• What is being asked
Copy all of the material exactly. Pictures are not to appear in the copy.

(Data entries for graphics)
--

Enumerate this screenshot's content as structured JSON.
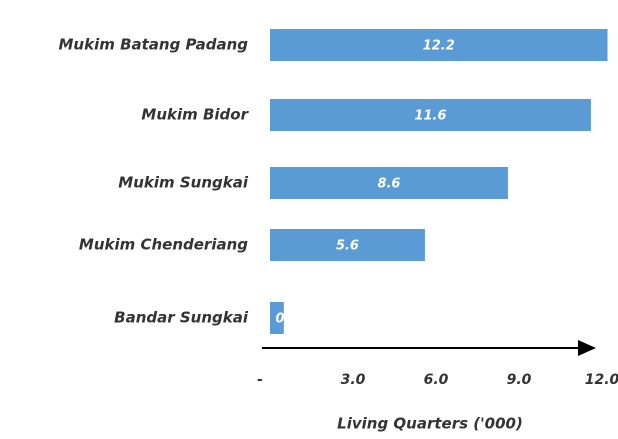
{
  "chart_data": {
    "type": "hbar",
    "xlabel": "Living Quarters ('000)",
    "categories": [
      "Mukim Batang Padang",
      "Mukim Bidor",
      "Mukim Sungkai",
      "Mukim Chenderiang",
      "Bandar Sungkai"
    ],
    "values": [
      12.2,
      11.6,
      8.6,
      5.6,
      0.5
    ],
    "color": "#5b9bd5",
    "xlim": [
      0,
      12
    ],
    "xticks": [
      {
        "value": 0,
        "label": "-"
      },
      {
        "value": 3,
        "label": "3.0"
      },
      {
        "value": 6,
        "label": "6.0"
      },
      {
        "value": 9,
        "label": "9.0"
      },
      {
        "value": 12,
        "label": "12.0"
      }
    ]
  }
}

--

• Result of the task
Enumerate this screenshot's content as structured JSON.
{
  "chart_data": {
    "type": "hbar",
    "xlabel": "Living Quarters ('000)",
    "categories": [
      "Mukim Batang Padang",
      "Mukim Bidor",
      "Mukim Sungkai",
      "Mukim Chenderiang",
      "Bandar Sungkai"
    ],
    "values": [
      12.2,
      11.6,
      8.6,
      5.6,
      0.5
    ],
    "color": "#5b9bd5",
    "xlim": [
      0,
      12
    ],
    "xticks": [
      {
        "value": 0,
        "label": "-"
      },
      {
        "value": 3,
        "label": "3.0"
      },
      {
        "value": 6,
        "label": "6.0"
      },
      {
        "value": 9,
        "label": "9.0"
      },
      {
        "value": 12,
        "label": "12.0"
      }
    ]
  }
}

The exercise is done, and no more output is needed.